Figure data in JSON:
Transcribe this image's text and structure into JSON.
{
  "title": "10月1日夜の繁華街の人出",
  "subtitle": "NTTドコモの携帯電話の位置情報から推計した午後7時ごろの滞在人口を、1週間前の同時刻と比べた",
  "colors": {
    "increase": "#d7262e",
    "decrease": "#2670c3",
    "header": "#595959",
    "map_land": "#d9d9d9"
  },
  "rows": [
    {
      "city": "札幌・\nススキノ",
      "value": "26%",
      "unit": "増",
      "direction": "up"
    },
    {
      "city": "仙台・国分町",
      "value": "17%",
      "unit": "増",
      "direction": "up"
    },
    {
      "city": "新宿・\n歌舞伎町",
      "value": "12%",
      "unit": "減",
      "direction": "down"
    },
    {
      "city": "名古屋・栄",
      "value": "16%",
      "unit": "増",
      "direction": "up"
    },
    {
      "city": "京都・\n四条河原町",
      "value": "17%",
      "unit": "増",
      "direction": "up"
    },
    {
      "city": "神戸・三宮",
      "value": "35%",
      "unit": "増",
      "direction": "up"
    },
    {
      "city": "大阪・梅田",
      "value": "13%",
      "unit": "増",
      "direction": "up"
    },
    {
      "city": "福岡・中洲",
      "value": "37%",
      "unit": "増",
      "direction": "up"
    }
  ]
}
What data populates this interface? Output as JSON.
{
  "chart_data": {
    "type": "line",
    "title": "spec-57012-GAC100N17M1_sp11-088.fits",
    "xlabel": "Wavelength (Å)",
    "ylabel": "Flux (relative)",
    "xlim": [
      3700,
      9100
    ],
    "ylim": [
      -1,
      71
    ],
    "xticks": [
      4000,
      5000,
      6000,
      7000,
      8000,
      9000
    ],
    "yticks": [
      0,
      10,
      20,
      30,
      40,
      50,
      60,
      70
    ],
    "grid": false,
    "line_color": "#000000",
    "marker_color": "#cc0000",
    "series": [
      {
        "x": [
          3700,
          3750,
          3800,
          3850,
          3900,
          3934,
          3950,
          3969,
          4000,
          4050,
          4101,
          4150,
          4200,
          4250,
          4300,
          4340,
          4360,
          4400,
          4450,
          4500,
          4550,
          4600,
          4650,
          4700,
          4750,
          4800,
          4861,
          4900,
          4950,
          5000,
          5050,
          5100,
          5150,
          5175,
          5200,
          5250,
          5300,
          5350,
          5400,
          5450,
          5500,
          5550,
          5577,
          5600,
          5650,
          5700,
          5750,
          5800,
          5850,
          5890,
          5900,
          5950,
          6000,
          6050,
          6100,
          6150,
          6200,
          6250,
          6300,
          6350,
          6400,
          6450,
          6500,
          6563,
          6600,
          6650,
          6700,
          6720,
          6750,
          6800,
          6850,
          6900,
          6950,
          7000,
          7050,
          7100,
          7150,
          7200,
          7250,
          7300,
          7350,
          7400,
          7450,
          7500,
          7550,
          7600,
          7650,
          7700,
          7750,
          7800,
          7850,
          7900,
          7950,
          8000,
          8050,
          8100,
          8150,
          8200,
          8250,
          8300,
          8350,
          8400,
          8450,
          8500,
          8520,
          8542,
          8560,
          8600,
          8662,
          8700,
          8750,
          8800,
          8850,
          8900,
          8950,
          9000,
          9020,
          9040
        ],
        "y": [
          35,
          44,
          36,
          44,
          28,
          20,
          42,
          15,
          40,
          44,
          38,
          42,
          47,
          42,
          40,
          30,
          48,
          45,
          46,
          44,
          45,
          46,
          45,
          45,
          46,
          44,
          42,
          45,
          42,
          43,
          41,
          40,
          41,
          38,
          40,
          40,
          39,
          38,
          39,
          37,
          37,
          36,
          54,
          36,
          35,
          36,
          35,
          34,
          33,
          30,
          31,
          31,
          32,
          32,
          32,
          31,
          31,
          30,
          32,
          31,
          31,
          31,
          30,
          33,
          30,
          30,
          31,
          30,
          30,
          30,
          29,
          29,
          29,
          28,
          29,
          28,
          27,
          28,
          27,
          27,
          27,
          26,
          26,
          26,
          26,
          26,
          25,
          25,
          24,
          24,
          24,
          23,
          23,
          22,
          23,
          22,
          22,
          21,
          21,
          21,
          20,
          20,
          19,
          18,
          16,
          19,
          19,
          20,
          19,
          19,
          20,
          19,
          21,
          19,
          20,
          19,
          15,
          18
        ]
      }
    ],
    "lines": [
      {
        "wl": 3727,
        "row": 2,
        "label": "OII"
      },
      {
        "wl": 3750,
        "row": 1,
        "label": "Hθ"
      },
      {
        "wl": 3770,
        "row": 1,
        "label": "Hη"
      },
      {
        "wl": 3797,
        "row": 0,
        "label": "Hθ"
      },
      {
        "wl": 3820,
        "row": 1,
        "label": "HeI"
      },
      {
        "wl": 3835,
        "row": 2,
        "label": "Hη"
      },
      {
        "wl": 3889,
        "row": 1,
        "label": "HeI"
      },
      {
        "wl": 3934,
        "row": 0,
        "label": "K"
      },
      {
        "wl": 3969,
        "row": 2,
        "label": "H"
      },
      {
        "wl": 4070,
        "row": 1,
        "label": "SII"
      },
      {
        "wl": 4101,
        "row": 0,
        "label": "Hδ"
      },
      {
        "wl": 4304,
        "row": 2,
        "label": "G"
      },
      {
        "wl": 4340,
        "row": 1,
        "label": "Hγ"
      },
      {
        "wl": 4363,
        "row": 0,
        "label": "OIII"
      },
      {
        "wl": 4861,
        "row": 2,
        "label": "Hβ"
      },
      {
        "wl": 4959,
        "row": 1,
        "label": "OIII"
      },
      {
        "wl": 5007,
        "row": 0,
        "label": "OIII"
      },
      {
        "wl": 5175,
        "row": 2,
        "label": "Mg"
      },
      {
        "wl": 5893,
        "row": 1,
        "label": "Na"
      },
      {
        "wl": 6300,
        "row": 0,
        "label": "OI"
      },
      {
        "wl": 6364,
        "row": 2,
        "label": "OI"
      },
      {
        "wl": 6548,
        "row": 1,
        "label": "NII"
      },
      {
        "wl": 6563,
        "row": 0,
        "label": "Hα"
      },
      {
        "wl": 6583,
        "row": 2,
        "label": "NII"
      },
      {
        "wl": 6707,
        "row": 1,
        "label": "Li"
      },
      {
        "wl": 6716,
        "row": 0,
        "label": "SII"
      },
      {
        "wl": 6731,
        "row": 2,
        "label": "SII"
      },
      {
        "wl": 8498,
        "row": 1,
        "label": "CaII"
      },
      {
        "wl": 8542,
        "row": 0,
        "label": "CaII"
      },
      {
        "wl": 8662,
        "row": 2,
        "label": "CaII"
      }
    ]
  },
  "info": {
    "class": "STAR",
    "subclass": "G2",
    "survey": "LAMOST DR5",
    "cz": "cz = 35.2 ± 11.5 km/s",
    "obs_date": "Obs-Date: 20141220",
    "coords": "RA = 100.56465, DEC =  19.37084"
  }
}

> [WHAT THE TASK REQUIRES] Print all of the entries exactly as they are written.

> [COMPLETED EXERCISE]
Transcribe this image's text and structure into JSON.
{
  "title": "10月1日夜の繁華街の人出",
  "subtitle": "NTTドコモの携帯電話の位置情報から推計した午後7時ごろの滞在人口を、1週間前の同時刻と比べた",
  "colors": {
    "increase": "#d7262e",
    "decrease": "#2670c3",
    "header": "#595959",
    "map_land": "#d9d9d9"
  },
  "rows": [
    {
      "city": "札幌・\nススキノ",
      "value": "26%",
      "unit": "増",
      "direction": "up"
    },
    {
      "city": "仙台・国分町",
      "value": "17%",
      "unit": "増",
      "direction": "up"
    },
    {
      "city": "新宿・\n歌舞伎町",
      "value": "12%",
      "unit": "減",
      "direction": "down"
    },
    {
      "city": "名古屋・栄",
      "value": "16%",
      "unit": "増",
      "direction": "up"
    },
    {
      "city": "京都・\n四条河原町",
      "value": "17%",
      "unit": "増",
      "direction": "up"
    },
    {
      "city": "神戸・三宮",
      "value": "35%",
      "unit": "増",
      "direction": "up"
    },
    {
      "city": "大阪・梅田",
      "value": "13%",
      "unit": "増",
      "direction": "up"
    },
    {
      "city": "福岡・中洲",
      "value": "37%",
      "unit": "増",
      "direction": "up"
    }
  ]
}
What data populates this interface? Output as JSON.
{
  "chart_data": {
    "type": "line",
    "title": "spec-57012-GAC100N17M1_sp11-088.fits",
    "xlabel": "Wavelength (Å)",
    "ylabel": "Flux (relative)",
    "xlim": [
      3700,
      9100
    ],
    "ylim": [
      -1,
      71
    ],
    "xticks": [
      4000,
      5000,
      6000,
      7000,
      8000,
      9000
    ],
    "yticks": [
      0,
      10,
      20,
      30,
      40,
      50,
      60,
      70
    ],
    "grid": false,
    "line_color": "#000000",
    "marker_color": "#cc0000",
    "series": [
      {
        "x": [
          3700,
          3750,
          3800,
          3850,
          3900,
          3934,
          3950,
          3969,
          4000,
          4050,
          4101,
          4150,
          4200,
          4250,
          4300,
          4340,
          4360,
          4400,
          4450,
          4500,
          4550,
          4600,
          4650,
          4700,
          4750,
          4800,
          4861,
          4900,
          4950,
          5000,
          5050,
          5100,
          5150,
          5175,
          5200,
          5250,
          5300,
          5350,
          5400,
          5450,
          5500,
          5550,
          5577,
          5600,
          5650,
          5700,
          5750,
          5800,
          5850,
          5890,
          5900,
          5950,
          6000,
          6050,
          6100,
          6150,
          6200,
          6250,
          6300,
          6350,
          6400,
          6450,
          6500,
          6563,
          6600,
          6650,
          6700,
          6720,
          6750,
          6800,
          6850,
          6900,
          6950,
          7000,
          7050,
          7100,
          7150,
          7200,
          7250,
          7300,
          7350,
          7400,
          7450,
          7500,
          7550,
          7600,
          7650,
          7700,
          7750,
          7800,
          7850,
          7900,
          7950,
          8000,
          8050,
          8100,
          8150,
          8200,
          8250,
          8300,
          8350,
          8400,
          8450,
          8500,
          8520,
          8542,
          8560,
          8600,
          8662,
          8700,
          8750,
          8800,
          8850,
          8900,
          8950,
          9000,
          9020,
          9040
        ],
        "y": [
          35,
          44,
          36,
          44,
          28,
          20,
          42,
          15,
          40,
          44,
          38,
          42,
          47,
          42,
          40,
          30,
          48,
          45,
          46,
          44,
          45,
          46,
          45,
          45,
          46,
          44,
          42,
          45,
          42,
          43,
          41,
          40,
          41,
          38,
          40,
          40,
          39,
          38,
          39,
          37,
          37,
          36,
          54,
          36,
          35,
          36,
          35,
          34,
          33,
          30,
          31,
          31,
          32,
          32,
          32,
          31,
          31,
          30,
          32,
          31,
          31,
          31,
          30,
          33,
          30,
          30,
          31,
          30,
          30,
          30,
          29,
          29,
          29,
          28,
          29,
          28,
          27,
          28,
          27,
          27,
          27,
          26,
          26,
          26,
          26,
          26,
          25,
          25,
          24,
          24,
          24,
          23,
          23,
          22,
          23,
          22,
          22,
          21,
          21,
          21,
          20,
          20,
          19,
          18,
          16,
          19,
          19,
          20,
          19,
          19,
          20,
          19,
          21,
          19,
          20,
          19,
          15,
          18
        ]
      }
    ],
    "lines": [
      {
        "wl": 3727,
        "row": 2,
        "label": "OII"
      },
      {
        "wl": 3750,
        "row": 1,
        "label": "Hθ"
      },
      {
        "wl": 3770,
        "row": 1,
        "label": "Hη"
      },
      {
        "wl": 3797,
        "row": 0,
        "label": "Hθ"
      },
      {
        "wl": 3820,
        "row": 1,
        "label": "HeI"
      },
      {
        "wl": 3835,
        "row": 2,
        "label": "Hη"
      },
      {
        "wl": 3889,
        "row": 1,
        "label": "HeI"
      },
      {
        "wl": 3934,
        "row": 0,
        "label": "K"
      },
      {
        "wl": 3969,
        "row": 2,
        "label": "H"
      },
      {
        "wl": 4070,
        "row": 1,
        "label": "SII"
      },
      {
        "wl": 4101,
        "row": 0,
        "label": "Hδ"
      },
      {
        "wl": 4304,
        "row": 2,
        "label": "G"
      },
      {
        "wl": 4340,
        "row": 1,
        "label": "Hγ"
      },
      {
        "wl": 4363,
        "row": 0,
        "label": "OIII"
      },
      {
        "wl": 4861,
        "row": 2,
        "label": "Hβ"
      },
      {
        "wl": 4959,
        "row": 1,
        "label": "OIII"
      },
      {
        "wl": 5007,
        "row": 0,
        "label": "OIII"
      },
      {
        "wl": 5175,
        "row": 2,
        "label": "Mg"
      },
      {
        "wl": 5893,
        "row": 1,
        "label": "Na"
      },
      {
        "wl": 6300,
        "row": 0,
        "label": "OI"
      },
      {
        "wl": 6364,
        "row": 2,
        "label": "OI"
      },
      {
        "wl": 6548,
        "row": 1,
        "label": "NII"
      },
      {
        "wl": 6563,
        "row": 0,
        "label": "Hα"
      },
      {
        "wl": 6583,
        "row": 2,
        "label": "NII"
      },
      {
        "wl": 6707,
        "row": 1,
        "label": "Li"
      },
      {
        "wl": 6716,
        "row": 0,
        "label": "SII"
      },
      {
        "wl": 6731,
        "row": 2,
        "label": "SII"
      },
      {
        "wl": 8498,
        "row": 1,
        "label": "CaII"
      },
      {
        "wl": 8542,
        "row": 0,
        "label": "CaII"
      },
      {
        "wl": 8662,
        "row": 2,
        "label": "CaII"
      }
    ]
  },
  "info": {
    "class": "STAR",
    "subclass": "G2",
    "survey": "LAMOST DR5",
    "cz": "cz = 35.2 ± 11.5 km/s",
    "obs_date": "Obs-Date: 20141220",
    "coords": "RA = 100.56465, DEC =  19.37084"
  }
}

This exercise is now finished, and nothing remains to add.